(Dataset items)
========
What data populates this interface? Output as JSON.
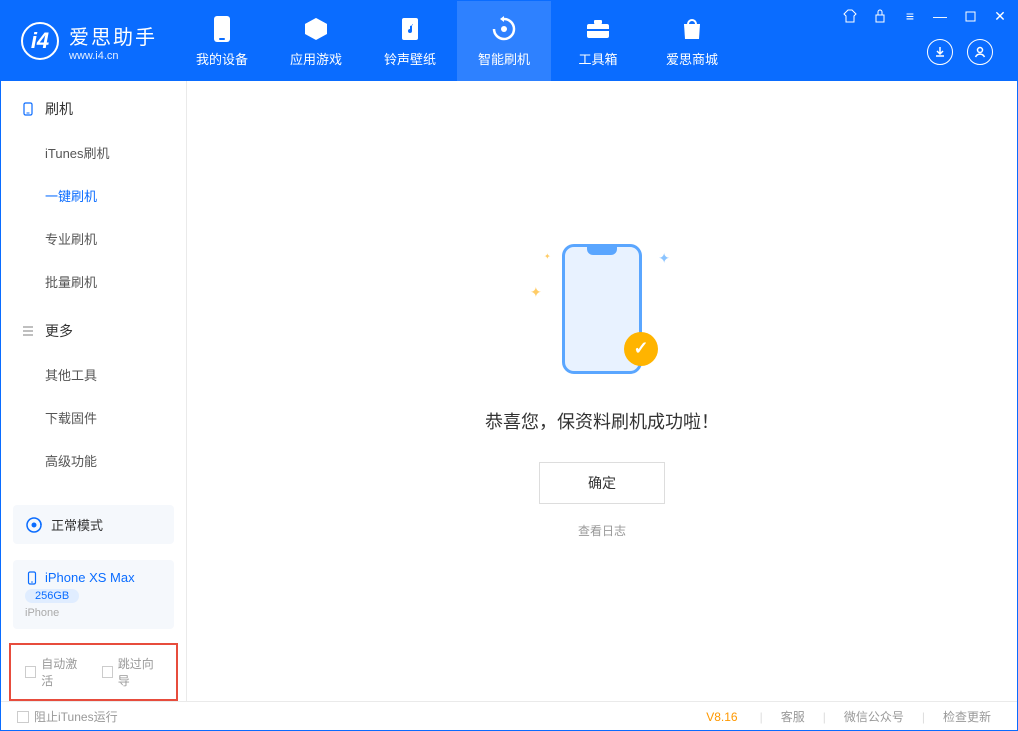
{
  "app": {
    "title": "爱思助手",
    "subtitle": "www.i4.cn"
  },
  "nav": {
    "device": "我的设备",
    "apps": "应用游戏",
    "ring": "铃声壁纸",
    "flash": "智能刷机",
    "toolbox": "工具箱",
    "store": "爱思商城"
  },
  "sidebar": {
    "section1": "刷机",
    "itunes": "iTunes刷机",
    "oneclick": "一键刷机",
    "pro": "专业刷机",
    "batch": "批量刷机",
    "section2": "更多",
    "other": "其他工具",
    "firmware": "下载固件",
    "advanced": "高级功能"
  },
  "mode": {
    "label": "正常模式"
  },
  "device": {
    "name": "iPhone XS Max",
    "capacity": "256GB",
    "type": "iPhone"
  },
  "options": {
    "auto_activate": "自动激活",
    "skip_guide": "跳过向导"
  },
  "result": {
    "title": "恭喜您，保资料刷机成功啦！",
    "confirm": "确定",
    "log": "查看日志"
  },
  "footer": {
    "block_itunes": "阻止iTunes运行",
    "version": "V8.16",
    "service": "客服",
    "wechat": "微信公众号",
    "update": "检查更新"
  }
}
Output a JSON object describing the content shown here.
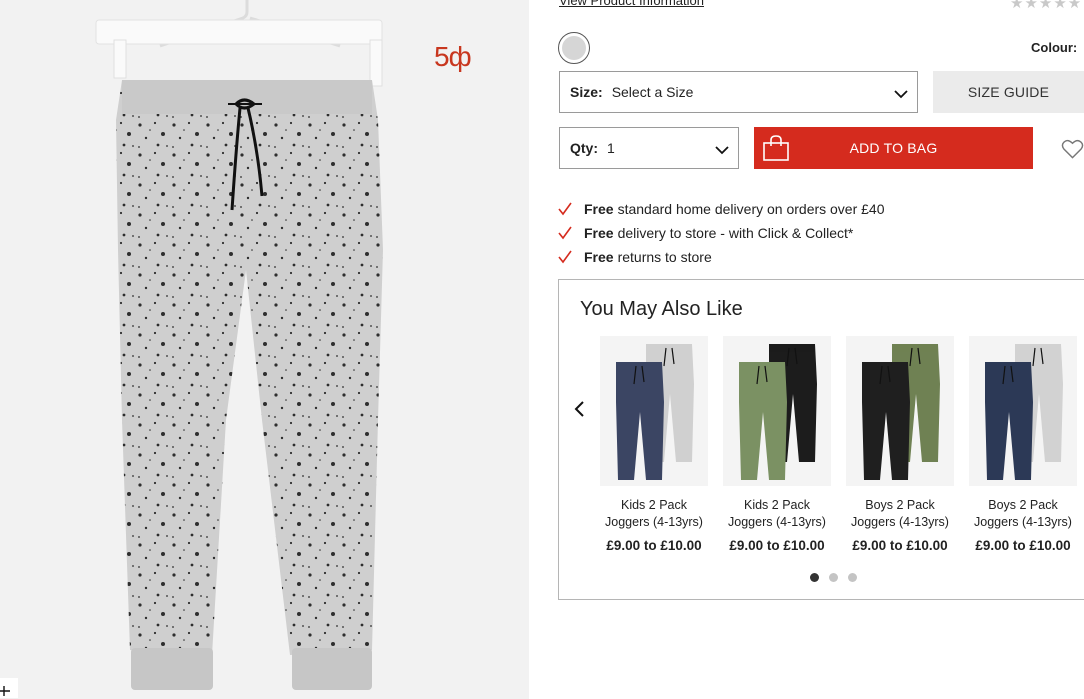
{
  "product": {
    "badge": "5ф",
    "view_info_link": "View Product Information",
    "rating_stars": "★★★★★",
    "colour_label": "Colour:",
    "size": {
      "label": "Size:",
      "value": "Select a Size"
    },
    "size_guide": "SIZE GUIDE",
    "qty": {
      "label": "Qty:",
      "value": "1"
    },
    "add_to_bag": "ADD TO BAG"
  },
  "perks": [
    {
      "bold": "Free",
      "text": "standard home delivery on orders over £40"
    },
    {
      "bold": "Free",
      "text": "delivery to store - with Click & Collect*"
    },
    {
      "bold": "Free",
      "text": "returns to store"
    }
  ],
  "recommendations": {
    "title": "You May Also Like",
    "items": [
      {
        "name_line1": "Kids 2 Pack",
        "name_line2": "Joggers (4-13yrs)",
        "price": "£9.00 to £10.00",
        "colors": [
          "#3b4563",
          "#d0d0d0"
        ]
      },
      {
        "name_line1": "Kids 2 Pack",
        "name_line2": "Joggers (4-13yrs)",
        "price": "£9.00 to £10.00",
        "colors": [
          "#7b9163",
          "#1c1c1c"
        ]
      },
      {
        "name_line1": "Boys 2 Pack",
        "name_line2": "Joggers (4-13yrs)",
        "price": "£9.00 to £10.00",
        "colors": [
          "#1f1f1f",
          "#6f8153"
        ]
      },
      {
        "name_line1": "Boys 2 Pack",
        "name_line2": "Joggers (4-13yrs)",
        "price": "£9.00 to £10.00",
        "colors": [
          "#2c3956",
          "#d2d2d2"
        ]
      }
    ],
    "pages": 3,
    "active_page": 1
  },
  "colors": {
    "accent": "#d52b1e",
    "badge": "#c8371f",
    "swatch": "#d6d6d6"
  }
}
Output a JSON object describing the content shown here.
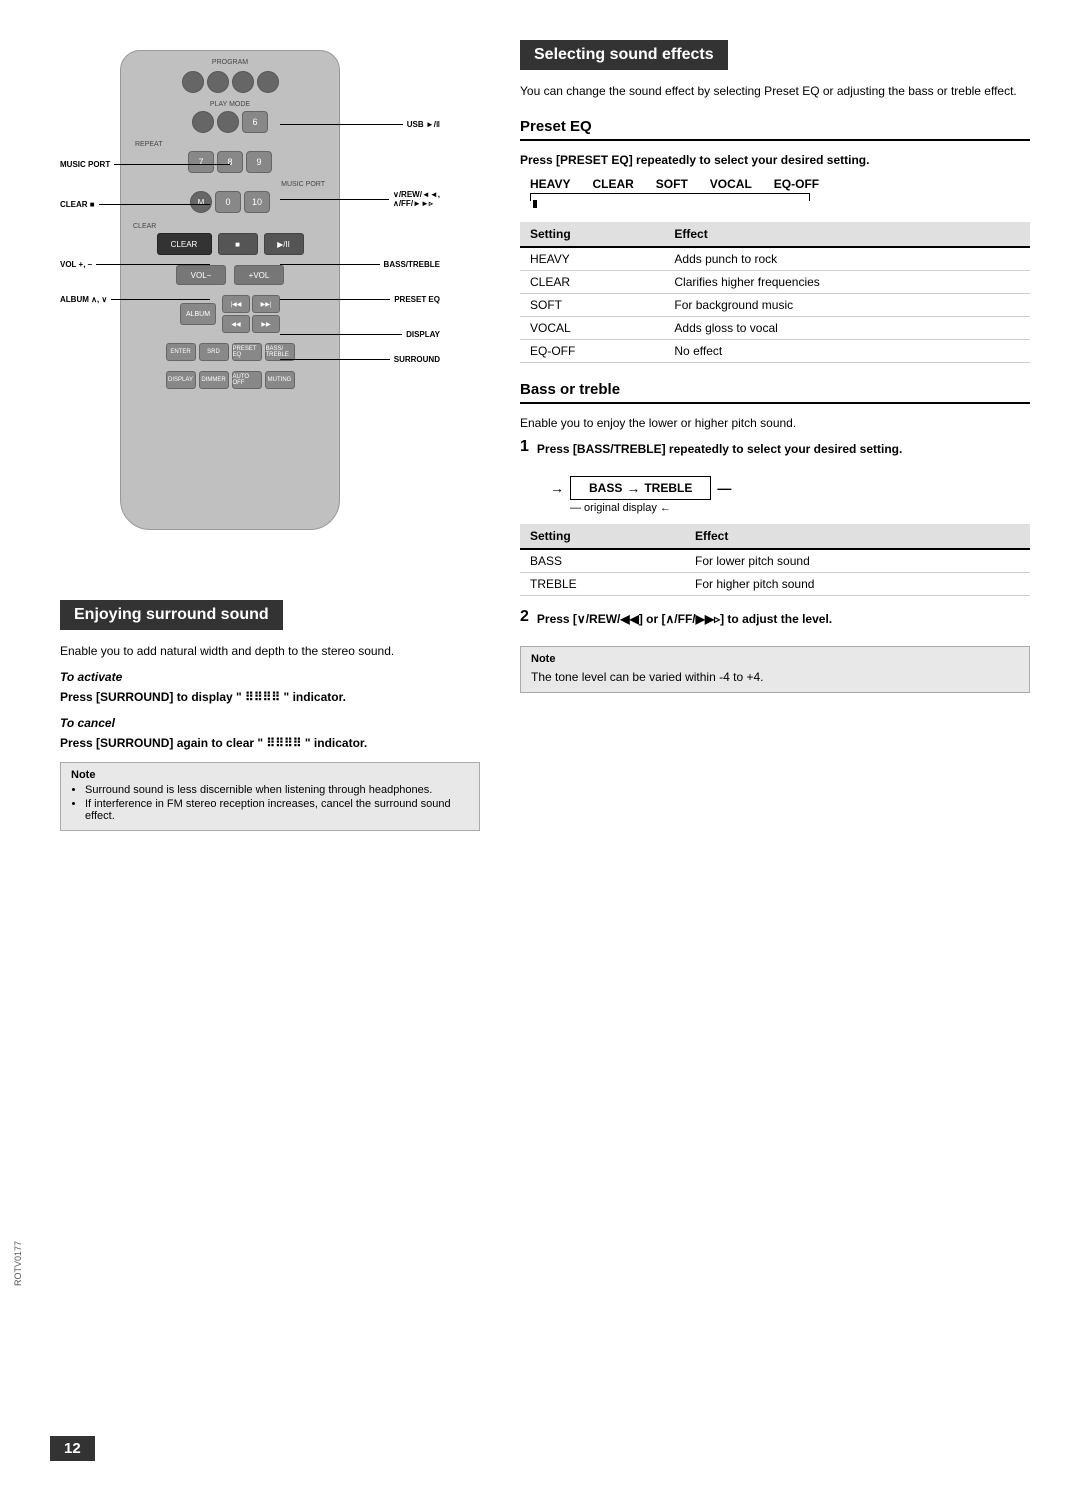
{
  "page": {
    "number": "12",
    "rotv": "ROTV0177"
  },
  "left_section": {
    "header": "Enjoying surround sound",
    "intro": "Enable you to add natural width and depth to the stereo sound.",
    "to_activate_label": "To activate",
    "to_activate_text": "Press [SURROUND] to display “⦙⦙⦙⦙” indicator.",
    "to_cancel_label": "To cancel",
    "to_cancel_text": "Press [SURROUND] again to clear “⦙⦙⦙⦙” indicator.",
    "note_title": "Note",
    "notes": [
      "Surround sound is less discernible when listening through headphones.",
      "If interference in FM stereo reception increases, cancel the surround sound effect."
    ]
  },
  "right_section": {
    "header": "Selecting sound effects",
    "intro": "You can change the sound effect by selecting Preset EQ or adjusting the bass or treble effect.",
    "preset_eq": {
      "title": "Preset EQ",
      "instruction": "Press [PRESET EQ] repeatedly to select your desired setting.",
      "eq_options": [
        "HEAVY",
        "CLEAR",
        "SOFT",
        "VOCAL",
        "EQ-OFF"
      ],
      "table_headers": [
        "Setting",
        "Effect"
      ],
      "table_rows": [
        [
          "HEAVY",
          "Adds punch to rock"
        ],
        [
          "CLEAR",
          "Clarifies higher frequencies"
        ],
        [
          "SOFT",
          "For background music"
        ],
        [
          "VOCAL",
          "Adds gloss to vocal"
        ],
        [
          "EQ-OFF",
          "No effect"
        ]
      ]
    },
    "bass_treble": {
      "title": "Bass or treble",
      "intro": "Enable you to enjoy the lower or higher pitch sound.",
      "step1_label": "1",
      "step1_text": "Press [BASS/TREBLE] repeatedly to select your desired setting.",
      "diagram_arrow1": "→",
      "diagram_bass": "BASS",
      "diagram_arrow2": "→",
      "diagram_treble": "TREBLE",
      "diagram_orig": "original display",
      "table_headers": [
        "Setting",
        "Effect"
      ],
      "table_rows": [
        [
          "BASS",
          "For lower pitch sound"
        ],
        [
          "TREBLE",
          "For higher pitch sound"
        ]
      ],
      "step2_label": "2",
      "step2_text": "Press [∨/REW/◄◄] or [∧/FF/►►▹] to adjust the level.",
      "note_title": "Note",
      "note_text": "The tone level can be varied within -4 to +4."
    }
  },
  "remote_labels": {
    "left": {
      "music_port": "MUSIC PORT",
      "clear": "CLEAR ■",
      "vol": "VOL +, –",
      "album": "ALBUM ∧, ∨"
    },
    "right": {
      "usb": "USB ►/‖",
      "vrew": "∨/REW/◄◄,",
      "vff": "∧/FF/►►▹",
      "bass_treble": "BASS/TREBLE",
      "preset_eq": "PRESET EQ",
      "display": "DISPLAY",
      "surround": "SURROUND"
    }
  }
}
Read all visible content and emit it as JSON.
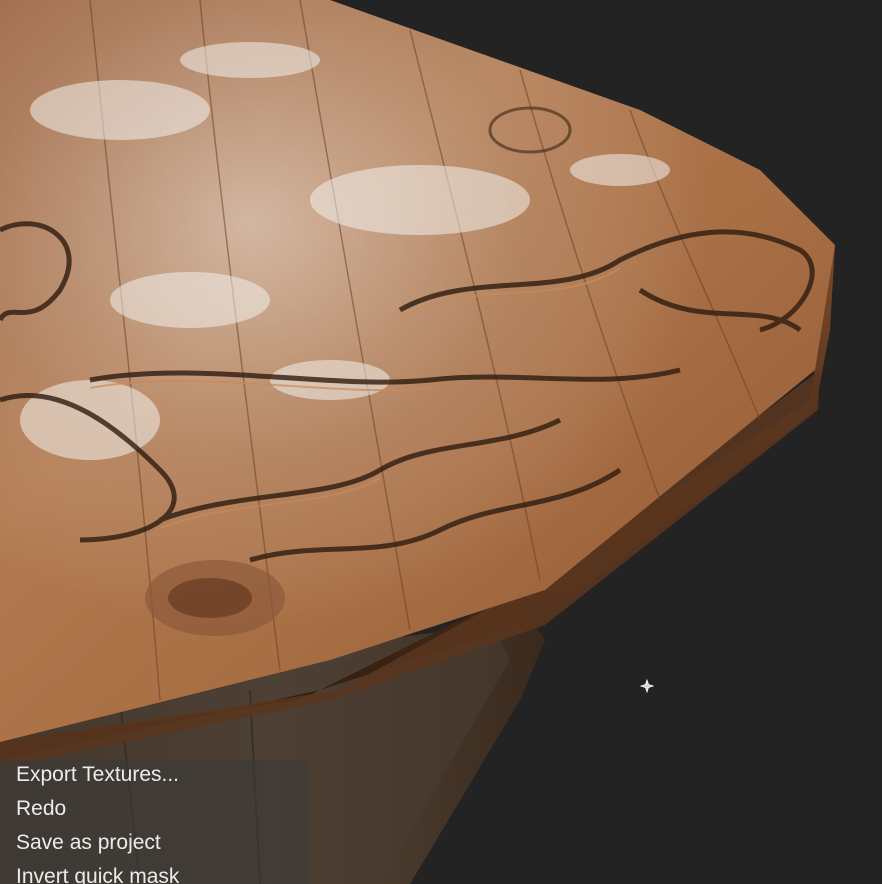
{
  "viewport": {
    "background_color": "#232323",
    "cursor_icon": "move-cursor-icon"
  },
  "context_menu": {
    "items": [
      {
        "label": "Export Textures..."
      },
      {
        "label": "Redo"
      },
      {
        "label": "Save as project"
      },
      {
        "label": "Invert quick mask"
      }
    ]
  },
  "colors": {
    "wood_light": "#b07448",
    "wood_mid": "#8a5431",
    "wood_dark": "#3a2416",
    "highlight": "#e8e4e0",
    "menu_text": "#ececec"
  }
}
========
| PROBLEM TO SOLVE |
Please repeat the entries exactly. Do not include the pictures.

| SOLUTION FOR THIS PROBLEM |
What data populates this interface? Output as JSON.
{
  "app": {
    "title": "爱思助手",
    "subtitle": "www.i4.cn"
  },
  "nav": {
    "device": "我的设备",
    "apps": "应用游戏",
    "ring": "铃声壁纸",
    "flash": "智能刷机",
    "toolbox": "工具箱",
    "store": "爱思商城"
  },
  "sidebar": {
    "section1": "刷机",
    "itunes": "iTunes刷机",
    "oneclick": "一键刷机",
    "pro": "专业刷机",
    "batch": "批量刷机",
    "section2": "更多",
    "other": "其他工具",
    "firmware": "下载固件",
    "advanced": "高级功能"
  },
  "mode": {
    "label": "正常模式"
  },
  "device": {
    "name": "iPhone XS Max",
    "capacity": "256GB",
    "type": "iPhone"
  },
  "options": {
    "auto_activate": "自动激活",
    "skip_guide": "跳过向导"
  },
  "result": {
    "title": "恭喜您，保资料刷机成功啦！",
    "confirm": "确定",
    "log": "查看日志"
  },
  "footer": {
    "block_itunes": "阻止iTunes运行",
    "version": "V8.16",
    "service": "客服",
    "wechat": "微信公众号",
    "update": "检查更新"
  }
}
Output a JSON object describing the content shown here.
{
  "product": {
    "badge": "5ф",
    "view_info_link": "View Product Information",
    "rating_stars": "★★★★★",
    "colour_label": "Colour:",
    "size": {
      "label": "Size:",
      "value": "Select a Size"
    },
    "size_guide": "SIZE GUIDE",
    "qty": {
      "label": "Qty:",
      "value": "1"
    },
    "add_to_bag": "ADD TO BAG"
  },
  "perks": [
    {
      "bold": "Free",
      "text": "standard home delivery on orders over £40"
    },
    {
      "bold": "Free",
      "text": "delivery to store - with Click & Collect*"
    },
    {
      "bold": "Free",
      "text": "returns to store"
    }
  ],
  "recommendations": {
    "title": "You May Also Like",
    "items": [
      {
        "name_line1": "Kids 2 Pack",
        "name_line2": "Joggers (4-13yrs)",
        "price": "£9.00 to £10.00",
        "colors": [
          "#3b4563",
          "#d0d0d0"
        ]
      },
      {
        "name_line1": "Kids 2 Pack",
        "name_line2": "Joggers (4-13yrs)",
        "price": "£9.00 to £10.00",
        "colors": [
          "#7b9163",
          "#1c1c1c"
        ]
      },
      {
        "name_line1": "Boys 2 Pack",
        "name_line2": "Joggers (4-13yrs)",
        "price": "£9.00 to £10.00",
        "colors": [
          "#1f1f1f",
          "#6f8153"
        ]
      },
      {
        "name_line1": "Boys 2 Pack",
        "name_line2": "Joggers (4-13yrs)",
        "price": "£9.00 to £10.00",
        "colors": [
          "#2c3956",
          "#d2d2d2"
        ]
      }
    ],
    "pages": 3,
    "active_page": 1
  },
  "colors": {
    "accent": "#d52b1e",
    "badge": "#c8371f",
    "swatch": "#d6d6d6"
  }
}
Output a JSON object describing the content shown here.
{
  "page": {
    "number": "12",
    "rotv": "ROTV0177"
  },
  "left_section": {
    "header": "Enjoying surround sound",
    "intro": "Enable you to add natural width and depth to the stereo sound.",
    "to_activate_label": "To activate",
    "to_activate_text": "Press [SURROUND] to display “⦙⦙⦙⦙” indicator.",
    "to_cancel_label": "To cancel",
    "to_cancel_text": "Press [SURROUND] again to clear “⦙⦙⦙⦙” indicator.",
    "note_title": "Note",
    "notes": [
      "Surround sound is less discernible when listening through headphones.",
      "If interference in FM stereo reception increases, cancel the surround sound effect."
    ]
  },
  "right_section": {
    "header": "Selecting sound effects",
    "intro": "You can change the sound effect by selecting Preset EQ or adjusting the bass or treble effect.",
    "preset_eq": {
      "title": "Preset EQ",
      "instruction": "Press [PRESET EQ] repeatedly to select your desired setting.",
      "eq_options": [
        "HEAVY",
        "CLEAR",
        "SOFT",
        "VOCAL",
        "EQ-OFF"
      ],
      "table_headers": [
        "Setting",
        "Effect"
      ],
      "table_rows": [
        [
          "HEAVY",
          "Adds punch to rock"
        ],
        [
          "CLEAR",
          "Clarifies higher frequencies"
        ],
        [
          "SOFT",
          "For background music"
        ],
        [
          "VOCAL",
          "Adds gloss to vocal"
        ],
        [
          "EQ-OFF",
          "No effect"
        ]
      ]
    },
    "bass_treble": {
      "title": "Bass or treble",
      "intro": "Enable you to enjoy the lower or higher pitch sound.",
      "step1_label": "1",
      "step1_text": "Press [BASS/TREBLE] repeatedly to select your desired setting.",
      "diagram_arrow1": "→",
      "diagram_bass": "BASS",
      "diagram_arrow2": "→",
      "diagram_treble": "TREBLE",
      "diagram_orig": "original display",
      "table_headers": [
        "Setting",
        "Effect"
      ],
      "table_rows": [
        [
          "BASS",
          "For lower pitch sound"
        ],
        [
          "TREBLE",
          "For higher pitch sound"
        ]
      ],
      "step2_label": "2",
      "step2_text": "Press [∨/REW/◄◄] or [∧/FF/►►▹] to adjust the level.",
      "note_title": "Note",
      "note_text": "The tone level can be varied within -4 to +4."
    }
  },
  "remote_labels": {
    "left": {
      "music_port": "MUSIC PORT",
      "clear": "CLEAR ■",
      "vol": "VOL +, –",
      "album": "ALBUM ∧, ∨"
    },
    "right": {
      "usb": "USB ►/‖",
      "vrew": "∨/REW/◄◄,",
      "vff": "∧/FF/►►▹",
      "bass_treble": "BASS/TREBLE",
      "preset_eq": "PRESET EQ",
      "display": "DISPLAY",
      "surround": "SURROUND"
    }
  }
}
Read all visible content and emit it as JSON.
{
  "viewport": {
    "background_color": "#232323",
    "cursor_icon": "move-cursor-icon"
  },
  "context_menu": {
    "items": [
      {
        "label": "Export Textures..."
      },
      {
        "label": "Redo"
      },
      {
        "label": "Save as project"
      },
      {
        "label": "Invert quick mask"
      }
    ]
  },
  "colors": {
    "wood_light": "#b07448",
    "wood_mid": "#8a5431",
    "wood_dark": "#3a2416",
    "highlight": "#e8e4e0",
    "menu_text": "#ececec"
  }
}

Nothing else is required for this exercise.